## Required task
Copy each of the following entries line for line, keeping every word, number, and mark of punctuation unchanged.

######

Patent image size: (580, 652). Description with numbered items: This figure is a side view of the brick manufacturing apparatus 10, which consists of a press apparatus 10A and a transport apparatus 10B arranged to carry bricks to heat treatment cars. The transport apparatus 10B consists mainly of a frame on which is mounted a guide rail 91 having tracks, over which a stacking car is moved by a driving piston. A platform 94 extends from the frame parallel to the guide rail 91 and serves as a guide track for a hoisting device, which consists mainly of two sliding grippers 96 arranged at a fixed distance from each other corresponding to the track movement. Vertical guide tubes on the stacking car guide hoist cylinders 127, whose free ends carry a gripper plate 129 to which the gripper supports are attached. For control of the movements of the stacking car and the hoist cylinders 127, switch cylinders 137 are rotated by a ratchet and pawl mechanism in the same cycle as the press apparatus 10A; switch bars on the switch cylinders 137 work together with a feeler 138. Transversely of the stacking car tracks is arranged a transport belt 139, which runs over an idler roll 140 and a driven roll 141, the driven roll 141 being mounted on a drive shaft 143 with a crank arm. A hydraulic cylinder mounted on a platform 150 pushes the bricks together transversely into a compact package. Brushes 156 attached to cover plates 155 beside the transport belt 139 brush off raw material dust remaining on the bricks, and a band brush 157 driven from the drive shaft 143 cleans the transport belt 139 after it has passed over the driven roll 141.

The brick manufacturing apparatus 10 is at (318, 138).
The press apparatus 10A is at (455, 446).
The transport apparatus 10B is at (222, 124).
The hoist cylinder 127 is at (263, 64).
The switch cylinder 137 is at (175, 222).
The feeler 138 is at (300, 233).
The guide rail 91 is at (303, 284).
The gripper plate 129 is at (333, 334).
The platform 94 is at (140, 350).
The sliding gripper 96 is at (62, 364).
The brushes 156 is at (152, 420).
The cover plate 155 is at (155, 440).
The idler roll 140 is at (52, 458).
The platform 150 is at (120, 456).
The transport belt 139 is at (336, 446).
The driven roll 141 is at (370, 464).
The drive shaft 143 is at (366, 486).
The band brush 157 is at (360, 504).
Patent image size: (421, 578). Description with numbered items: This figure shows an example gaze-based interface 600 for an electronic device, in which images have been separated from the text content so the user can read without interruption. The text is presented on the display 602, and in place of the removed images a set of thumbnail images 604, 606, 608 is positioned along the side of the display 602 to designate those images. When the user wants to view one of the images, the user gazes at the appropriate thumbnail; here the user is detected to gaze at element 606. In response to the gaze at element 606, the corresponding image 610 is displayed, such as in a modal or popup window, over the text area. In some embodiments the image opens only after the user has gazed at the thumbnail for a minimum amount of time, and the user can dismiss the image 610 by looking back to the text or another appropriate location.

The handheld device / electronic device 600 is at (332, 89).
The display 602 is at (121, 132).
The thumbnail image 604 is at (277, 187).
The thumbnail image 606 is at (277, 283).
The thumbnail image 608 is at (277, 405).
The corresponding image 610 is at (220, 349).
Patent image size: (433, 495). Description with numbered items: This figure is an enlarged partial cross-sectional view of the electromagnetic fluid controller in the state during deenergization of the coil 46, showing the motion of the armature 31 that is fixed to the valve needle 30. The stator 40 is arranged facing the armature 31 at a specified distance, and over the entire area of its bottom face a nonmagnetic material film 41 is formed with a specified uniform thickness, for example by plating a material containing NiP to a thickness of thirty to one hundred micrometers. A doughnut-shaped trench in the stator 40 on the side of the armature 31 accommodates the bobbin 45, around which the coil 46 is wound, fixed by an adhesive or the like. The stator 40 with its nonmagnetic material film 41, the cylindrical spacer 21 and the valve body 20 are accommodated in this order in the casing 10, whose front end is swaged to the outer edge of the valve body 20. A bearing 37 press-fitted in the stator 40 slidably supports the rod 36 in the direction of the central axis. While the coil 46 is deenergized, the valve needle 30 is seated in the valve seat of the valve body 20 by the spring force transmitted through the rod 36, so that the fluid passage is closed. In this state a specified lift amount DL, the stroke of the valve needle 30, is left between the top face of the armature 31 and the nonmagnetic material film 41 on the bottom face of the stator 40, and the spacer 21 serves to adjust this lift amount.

######

## Answer
Patent image size: (580, 652). Description with numbered items: This figure is a side view of the brick manufacturing apparatus 10, which consists of a press apparatus 10A and a transport apparatus 10B arranged to carry bricks to heat treatment cars. The transport apparatus 10B consists mainly of a frame on which is mounted a guide rail 91 having tracks, over which a stacking car is moved by a driving piston. A platform 94 extends from the frame parallel to the guide rail 91 and serves as a guide track for a hoisting device, which consists mainly of two sliding grippers 96 arranged at a fixed distance from each other corresponding to the track movement. Vertical guide tubes on the stacking car guide hoist cylinders 127, whose free ends carry a gripper plate 129 to which the gripper supports are attached. For control of the movements of the stacking car and the hoist cylinders 127, switch cylinders 137 are rotated by a ratchet and pawl mechanism in the same cycle as the press apparatus 10A; switch bars on the switch cylinders 137 work together with a feeler 138. Transversely of the stacking car tracks is arranged a transport belt 139, which runs over an idler roll 140 and a driven roll 141, the driven roll 141 being mounted on a drive shaft 143 with a crank arm. A hydraulic cylinder mounted on a platform 150 pushes the bricks together transversely into a compact package. Brushes 156 attached to cover plates 155 beside the transport belt 139 brush off raw material dust remaining on the bricks, and a band brush 157 driven from the drive shaft 143 cleans the transport belt 139 after it has passed over the driven roll 141.

The brick manufacturing apparatus 10 is at (318, 138).
The press apparatus 10A is at (455, 446).
The transport apparatus 10B is at (222, 124).
The hoist cylinder 127 is at (263, 64).
The switch cylinder 137 is at (175, 222).
The feeler 138 is at (300, 233).
The guide rail 91 is at (303, 284).
The gripper plate 129 is at (333, 334).
The platform 94 is at (140, 350).
The sliding gripper 96 is at (62, 364).
The brushes 156 is at (152, 420).
The cover plate 155 is at (155, 440).
The idler roll 140 is at (52, 458).
The platform 150 is at (120, 456).
The transport belt 139 is at (336, 446).
The driven roll 141 is at (370, 464).
The drive shaft 143 is at (366, 486).
The band brush 157 is at (360, 504).
Patent image size: (421, 578). Description with numbered items: This figure shows an example gaze-based interface 600 for an electronic device, in which images have been separated from the text content so the user can read without interruption. The text is presented on the display 602, and in place of the removed images a set of thumbnail images 604, 606, 608 is positioned along the side of the display 602 to designate those images. When the user wants to view one of the images, the user gazes at the appropriate thumbnail; here the user is detected to gaze at element 606. In response to the gaze at element 606, the corresponding image 610 is displayed, such as in a modal or popup window, over the text area. In some embodiments the image opens only after the user has gazed at the thumbnail for a minimum amount of time, and the user can dismiss the image 610 by looking back to the text or another appropriate location.

The handheld device / electronic device 600 is at (332, 89).
The display 602 is at (121, 132).
The thumbnail image 604 is at (277, 187).
The thumbnail image 606 is at (277, 283).
The thumbnail image 608 is at (277, 405).
The corresponding image 610 is at (220, 349).
Patent image size: (433, 495). Description with numbered items: This figure is an enlarged partial cross-sectional view of the electromagnetic fluid controller in the state during deenergization of the coil 46, showing the motion of the armature 31 that is fixed to the valve needle 30. The stator 40 is arranged facing the armature 31 at a specified distance, and over the entire area of its bottom face a nonmagnetic material film 41 is formed with a specified uniform thickness, for example by plating a material containing NiP to a thickness of thirty to one hundred micrometers. A doughnut-shaped trench in the stator 40 on the side of the armature 31 accommodates the bobbin 45, around which the coil 46 is wound, fixed by an adhesive or the like. The stator 40 with its nonmagnetic material film 41, the cylindrical spacer 21 and the valve body 20 are accommodated in this order in the casing 10, whose front end is swaged to the outer edge of the valve body 20. A bearing 37 press-fitted in the stator 40 slidably supports the rod 36 in the direction of the central axis. While the coil 46 is deenergized, the valve needle 30 is seated in the valve seat of the valve body 20 by the spring force transmitted through the rod 36, so that the fluid passage is closed. In this state a specified lift amount DL, the stroke of the valve needle 30, is left between the top face of the armature 31 and the nonmagnetic material film 41 on the bottom face of the stator 40, and the spacer 21 serves to adjust this lift amount.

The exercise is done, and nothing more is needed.